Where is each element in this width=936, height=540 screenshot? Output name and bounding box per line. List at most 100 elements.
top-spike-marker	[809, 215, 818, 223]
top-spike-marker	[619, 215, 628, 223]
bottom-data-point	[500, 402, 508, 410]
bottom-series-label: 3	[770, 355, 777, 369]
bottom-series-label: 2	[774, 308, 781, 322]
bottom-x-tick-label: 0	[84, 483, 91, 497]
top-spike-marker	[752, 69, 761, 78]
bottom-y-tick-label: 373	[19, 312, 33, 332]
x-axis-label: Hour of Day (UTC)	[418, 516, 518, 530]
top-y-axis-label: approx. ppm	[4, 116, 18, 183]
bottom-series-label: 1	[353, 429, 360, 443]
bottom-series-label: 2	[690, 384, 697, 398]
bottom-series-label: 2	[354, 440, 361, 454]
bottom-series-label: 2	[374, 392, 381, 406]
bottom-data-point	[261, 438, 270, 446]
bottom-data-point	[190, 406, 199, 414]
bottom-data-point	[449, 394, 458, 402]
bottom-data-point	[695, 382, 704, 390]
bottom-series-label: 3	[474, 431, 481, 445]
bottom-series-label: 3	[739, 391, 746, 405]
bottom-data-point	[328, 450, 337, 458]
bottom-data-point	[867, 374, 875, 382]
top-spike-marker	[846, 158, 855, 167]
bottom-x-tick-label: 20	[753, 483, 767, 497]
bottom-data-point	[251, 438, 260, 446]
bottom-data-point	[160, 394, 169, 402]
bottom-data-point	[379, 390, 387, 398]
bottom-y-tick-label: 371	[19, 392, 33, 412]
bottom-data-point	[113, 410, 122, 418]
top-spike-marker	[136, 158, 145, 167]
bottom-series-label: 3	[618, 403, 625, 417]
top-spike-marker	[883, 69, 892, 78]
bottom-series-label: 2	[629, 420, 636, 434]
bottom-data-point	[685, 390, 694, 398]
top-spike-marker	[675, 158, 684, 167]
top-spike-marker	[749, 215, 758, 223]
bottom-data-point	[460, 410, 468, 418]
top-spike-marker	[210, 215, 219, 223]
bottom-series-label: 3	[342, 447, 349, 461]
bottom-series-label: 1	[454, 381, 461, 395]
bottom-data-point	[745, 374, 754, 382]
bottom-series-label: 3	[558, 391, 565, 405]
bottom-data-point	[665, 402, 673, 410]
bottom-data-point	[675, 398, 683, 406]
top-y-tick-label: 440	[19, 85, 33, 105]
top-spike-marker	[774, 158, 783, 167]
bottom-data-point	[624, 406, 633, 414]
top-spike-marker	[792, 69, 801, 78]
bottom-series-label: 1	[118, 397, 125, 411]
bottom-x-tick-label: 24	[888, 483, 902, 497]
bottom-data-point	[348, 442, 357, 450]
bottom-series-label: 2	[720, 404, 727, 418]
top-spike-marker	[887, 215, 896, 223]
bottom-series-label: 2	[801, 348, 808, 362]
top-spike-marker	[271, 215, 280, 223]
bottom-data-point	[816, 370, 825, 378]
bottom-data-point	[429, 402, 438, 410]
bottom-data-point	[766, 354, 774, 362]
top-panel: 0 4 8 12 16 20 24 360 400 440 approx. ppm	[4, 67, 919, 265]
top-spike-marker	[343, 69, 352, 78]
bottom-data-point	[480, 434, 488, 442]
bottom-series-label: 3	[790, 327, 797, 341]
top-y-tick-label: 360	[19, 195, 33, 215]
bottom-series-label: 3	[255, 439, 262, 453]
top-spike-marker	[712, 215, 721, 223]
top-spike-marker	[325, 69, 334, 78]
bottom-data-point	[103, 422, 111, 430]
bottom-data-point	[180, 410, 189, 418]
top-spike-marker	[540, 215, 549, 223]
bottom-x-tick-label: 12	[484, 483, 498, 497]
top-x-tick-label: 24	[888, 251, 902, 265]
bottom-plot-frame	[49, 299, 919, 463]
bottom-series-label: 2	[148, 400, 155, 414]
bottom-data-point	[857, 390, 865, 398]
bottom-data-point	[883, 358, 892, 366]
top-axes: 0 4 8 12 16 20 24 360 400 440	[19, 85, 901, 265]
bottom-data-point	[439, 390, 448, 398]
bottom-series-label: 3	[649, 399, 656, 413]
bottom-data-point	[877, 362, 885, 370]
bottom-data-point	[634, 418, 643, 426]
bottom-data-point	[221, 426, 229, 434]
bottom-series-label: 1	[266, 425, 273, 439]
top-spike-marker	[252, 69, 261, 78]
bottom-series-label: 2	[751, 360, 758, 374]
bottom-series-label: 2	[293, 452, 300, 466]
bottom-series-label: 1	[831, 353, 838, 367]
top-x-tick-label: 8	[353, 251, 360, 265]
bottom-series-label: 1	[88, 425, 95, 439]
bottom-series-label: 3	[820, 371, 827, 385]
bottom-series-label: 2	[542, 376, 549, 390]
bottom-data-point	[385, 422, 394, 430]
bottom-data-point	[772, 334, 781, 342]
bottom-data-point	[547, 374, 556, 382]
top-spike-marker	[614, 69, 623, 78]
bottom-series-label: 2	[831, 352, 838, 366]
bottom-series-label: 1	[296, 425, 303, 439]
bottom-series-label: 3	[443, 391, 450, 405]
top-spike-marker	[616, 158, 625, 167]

________

- REQUIRED TASK
Reproduce every row above, substituting "lower-data-point" for each occurrence of "bottom-data-point" and leaving everything else unchanged.

- ANSWER TO THE EXERCISE
Where is each element in this width=936, height=540 screenshot? Output name and bounding box per line. List at most 100 elements.
top-spike-marker	[809, 215, 818, 223]
top-spike-marker	[619, 215, 628, 223]
lower-data-point	[500, 402, 508, 410]
bottom-series-label: 3	[770, 355, 777, 369]
bottom-series-label: 2	[774, 308, 781, 322]
bottom-x-tick-label: 0	[84, 483, 91, 497]
top-spike-marker	[752, 69, 761, 78]
bottom-y-tick-label: 373	[19, 312, 33, 332]
x-axis-label: Hour of Day (UTC)	[418, 516, 518, 530]
top-y-axis-label: approx. ppm	[4, 116, 18, 183]
bottom-series-label: 1	[353, 429, 360, 443]
bottom-series-label: 2	[690, 384, 697, 398]
bottom-series-label: 2	[354, 440, 361, 454]
bottom-series-label: 2	[374, 392, 381, 406]
lower-data-point	[261, 438, 270, 446]
lower-data-point	[190, 406, 199, 414]
lower-data-point	[449, 394, 458, 402]
lower-data-point	[695, 382, 704, 390]
bottom-series-label: 3	[474, 431, 481, 445]
bottom-series-label: 3	[739, 391, 746, 405]
lower-data-point	[328, 450, 337, 458]
lower-data-point	[867, 374, 875, 382]
top-spike-marker	[846, 158, 855, 167]
bottom-x-tick-label: 20	[753, 483, 767, 497]
lower-data-point	[251, 438, 260, 446]
lower-data-point	[160, 394, 169, 402]
lower-data-point	[379, 390, 387, 398]
bottom-y-tick-label: 371	[19, 392, 33, 412]
lower-data-point	[113, 410, 122, 418]
top-spike-marker	[136, 158, 145, 167]
bottom-series-label: 3	[618, 403, 625, 417]
top-spike-marker	[883, 69, 892, 78]
bottom-series-label: 2	[629, 420, 636, 434]
lower-data-point	[685, 390, 694, 398]
top-spike-marker	[675, 158, 684, 167]
top-spike-marker	[749, 215, 758, 223]
lower-data-point	[460, 410, 468, 418]
top-spike-marker	[210, 215, 219, 223]
bottom-series-label: 3	[342, 447, 349, 461]
bottom-series-label: 1	[454, 381, 461, 395]
lower-data-point	[745, 374, 754, 382]
bottom-series-label: 3	[558, 391, 565, 405]
lower-data-point	[665, 402, 673, 410]
lower-data-point	[675, 398, 683, 406]
top-y-tick-label: 440	[19, 85, 33, 105]
top-spike-marker	[774, 158, 783, 167]
lower-data-point	[624, 406, 633, 414]
top-spike-marker	[792, 69, 801, 78]
bottom-series-label: 1	[118, 397, 125, 411]
bottom-x-tick-label: 24	[888, 483, 902, 497]
lower-data-point	[348, 442, 357, 450]
bottom-series-label: 2	[720, 404, 727, 418]
top-spike-marker	[887, 215, 896, 223]
bottom-series-label: 2	[801, 348, 808, 362]
top-spike-marker	[271, 215, 280, 223]
lower-data-point	[816, 370, 825, 378]
lower-data-point	[429, 402, 438, 410]
lower-data-point	[766, 354, 774, 362]
top-panel: 0 4 8 12 16 20 24 360 400 440 approx. ppm	[4, 67, 919, 265]
top-spike-marker	[343, 69, 352, 78]
lower-data-point	[480, 434, 488, 442]
bottom-series-label: 3	[790, 327, 797, 341]
top-y-tick-label: 360	[19, 195, 33, 215]
bottom-series-label: 3	[255, 439, 262, 453]
top-spike-marker	[712, 215, 721, 223]
top-spike-marker	[325, 69, 334, 78]
lower-data-point	[103, 422, 111, 430]
lower-data-point	[180, 410, 189, 418]
top-spike-marker	[540, 215, 549, 223]
bottom-x-tick-label: 12	[484, 483, 498, 497]
top-x-tick-label: 24	[888, 251, 902, 265]
bottom-plot-frame	[49, 299, 919, 463]
bottom-series-label: 2	[148, 400, 155, 414]
lower-data-point	[857, 390, 865, 398]
lower-data-point	[883, 358, 892, 366]
top-axes: 0 4 8 12 16 20 24 360 400 440	[19, 85, 901, 265]
lower-data-point	[439, 390, 448, 398]
bottom-series-label: 3	[649, 399, 656, 413]
lower-data-point	[877, 362, 885, 370]
lower-data-point	[634, 418, 643, 426]
lower-data-point	[221, 426, 229, 434]
bottom-series-label: 1	[266, 425, 273, 439]
top-spike-marker	[252, 69, 261, 78]
bottom-series-label: 2	[751, 360, 758, 374]
bottom-series-label: 2	[293, 452, 300, 466]
bottom-series-label: 1	[831, 353, 838, 367]
top-x-tick-label: 8	[353, 251, 360, 265]
bottom-series-label: 1	[88, 425, 95, 439]
bottom-series-label: 3	[820, 371, 827, 385]
bottom-series-label: 2	[542, 376, 549, 390]
lower-data-point	[385, 422, 394, 430]
lower-data-point	[772, 334, 781, 342]
lower-data-point	[547, 374, 556, 382]
top-spike-marker	[614, 69, 623, 78]
bottom-series-label: 2	[831, 352, 838, 366]
bottom-series-label: 1	[296, 425, 303, 439]
bottom-series-label: 3	[443, 391, 450, 405]
top-spike-marker	[616, 158, 625, 167]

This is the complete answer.